▶ Stated problem: In the listing, reproduce the stretch from the line containing "- male-label-text: Male: [601, 202, 630, 217]" through the line containing "- donut-chart: [312, 46, 599, 332]", substituting "ring-chart" for "donut-chart" and keeping everything else the same.

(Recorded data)
────

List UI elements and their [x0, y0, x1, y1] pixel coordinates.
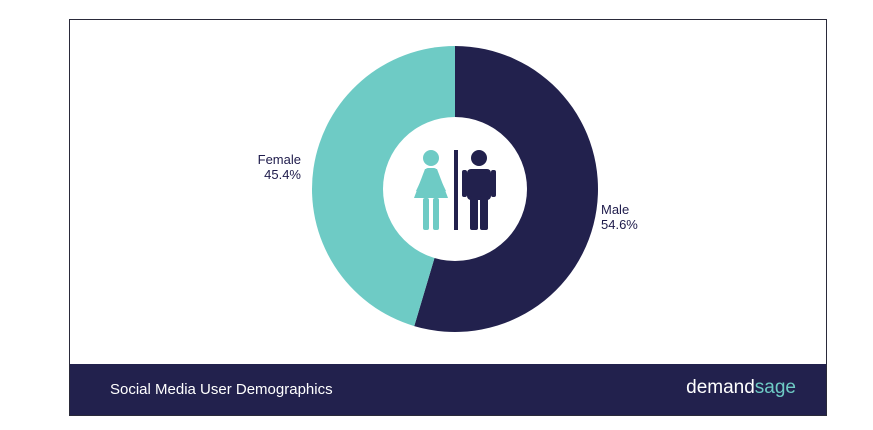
- male-label-text: Male: [601, 202, 630, 217]
- divider: [454, 150, 458, 230]
- female-icon: [414, 150, 448, 230]
- male-value-text: 54.6%: [601, 217, 638, 232]
- brand-logo-part1: demand: [686, 377, 755, 398]
- male-slice-label: Male 54.6%: [601, 202, 638, 232]
- donut-chart: [312, 46, 599, 332]
- female-label-text: Female: [257, 152, 301, 167]
- chart-title: Social Media User Demographics: [110, 381, 333, 398]
- chart-card: Female 45.4% Male 54.6% Social Media Use…: [69, 19, 827, 416]
- footer-bar: Social Media User Demographics demandsag…: [70, 364, 826, 415]
- female-slice-label: Female 45.4%: [258, 152, 301, 182]
- brand-logo-part2: sage: [754, 377, 796, 398]
- female-value-text: 45.4%: [264, 167, 301, 182]
- male-icon: [462, 150, 496, 230]
- brand-logo: demandsage: [686, 377, 796, 399]
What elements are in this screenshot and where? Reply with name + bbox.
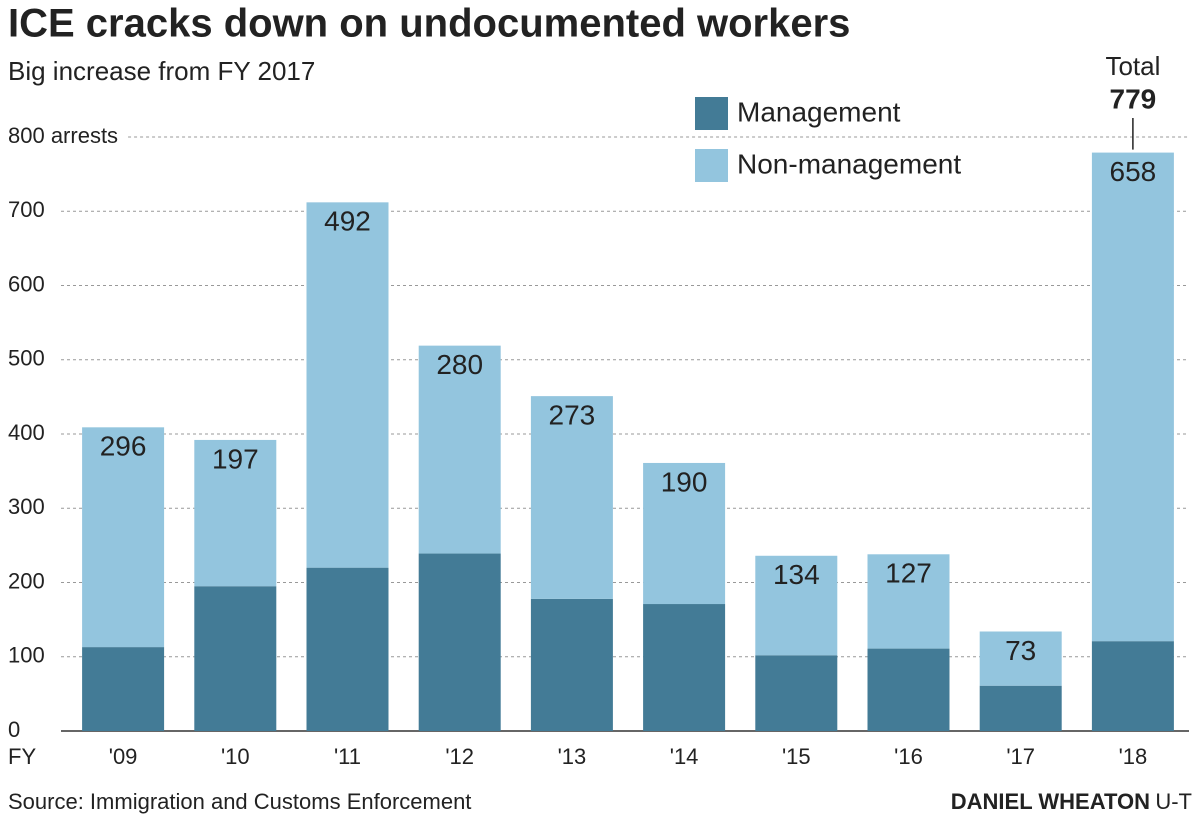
bar-segment (194, 439, 277, 587)
bar-segment (643, 462, 726, 605)
value-label: 197 (212, 443, 259, 474)
x-tick-label: '09 (109, 744, 138, 769)
value-label: 280 (436, 349, 483, 380)
value-label: 273 (549, 400, 596, 431)
bar-segment (979, 631, 1062, 686)
bar-segment (643, 604, 726, 731)
bar-segment (306, 567, 389, 731)
bar-segment (1091, 152, 1174, 642)
y-tick-label: 500 (8, 346, 45, 371)
annotation-label: Total (1105, 51, 1160, 81)
annotation-value: 779 (1110, 83, 1157, 114)
value-label: 134 (773, 559, 820, 590)
value-label: 492 (324, 206, 371, 237)
x-axis-label: FY (8, 744, 36, 769)
x-tick-label: '16 (894, 744, 923, 769)
bar-segment (194, 586, 277, 731)
value-label: 296 (100, 431, 147, 462)
bar-segment (979, 685, 1062, 731)
credit-org: U-T (1155, 789, 1192, 814)
bar-segment (867, 554, 950, 649)
chart-title: ICE cracks down on undocumented workers (8, 2, 850, 46)
x-tick-label: '11 (334, 744, 361, 769)
legend-label: Management (737, 96, 901, 127)
chart-subtitle: Big increase from FY 2017 (8, 56, 315, 86)
y-tick-label: 400 (8, 420, 45, 445)
y-tick-label: 600 (8, 271, 45, 296)
x-tick-label: '12 (445, 744, 474, 769)
bar-segment (82, 427, 165, 648)
y-tick-label: 300 (8, 494, 45, 519)
value-label: 658 (1110, 156, 1157, 187)
value-label: 190 (661, 466, 708, 497)
bar-segment (418, 553, 501, 731)
legend-swatch (695, 97, 728, 130)
value-label: 73 (1005, 635, 1036, 666)
bar-segment (418, 345, 501, 554)
value-label: 127 (885, 558, 932, 589)
x-tick-label: '10 (221, 744, 250, 769)
x-tick-label: '14 (670, 744, 699, 769)
bar-segment (867, 648, 950, 731)
x-tick-label: '13 (558, 744, 587, 769)
y-tick-label: 700 (8, 197, 45, 222)
x-tick-label: '15 (782, 744, 811, 769)
bar-segment (1091, 641, 1174, 731)
bar-segment (530, 598, 613, 731)
legend-label: Non-management (737, 148, 961, 179)
legend-swatch (695, 149, 728, 182)
x-tick-label: '18 (1119, 744, 1148, 769)
bar-segment (306, 202, 389, 568)
bar-segment (530, 396, 613, 599)
y-tick-label: 100 (8, 643, 45, 668)
bar-segment (755, 655, 838, 731)
x-tick-label: '17 (1006, 744, 1035, 769)
y-tick-label: 200 (8, 568, 45, 593)
source: Source: Immigration and Customs Enforcem… (8, 789, 471, 814)
credit: DANIEL WHEATON (951, 789, 1150, 814)
y-tick-label: 0 (8, 717, 20, 742)
bar-segment (82, 647, 165, 731)
y-tick-label: 800 arrests (8, 123, 118, 148)
bar-segment (755, 555, 838, 656)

────

▶ Written solution:
- male-label-text: Male: [601, 202, 630, 217]
- divider: [454, 150, 458, 230]
- female-icon: [414, 150, 448, 230]
- male-value-text: 54.6%: [601, 217, 638, 232]
- brand-logo-part1: demand: [686, 377, 755, 398]
- male-slice-label: Male 54.6%: [601, 202, 638, 232]
- ring-chart: [312, 46, 599, 332]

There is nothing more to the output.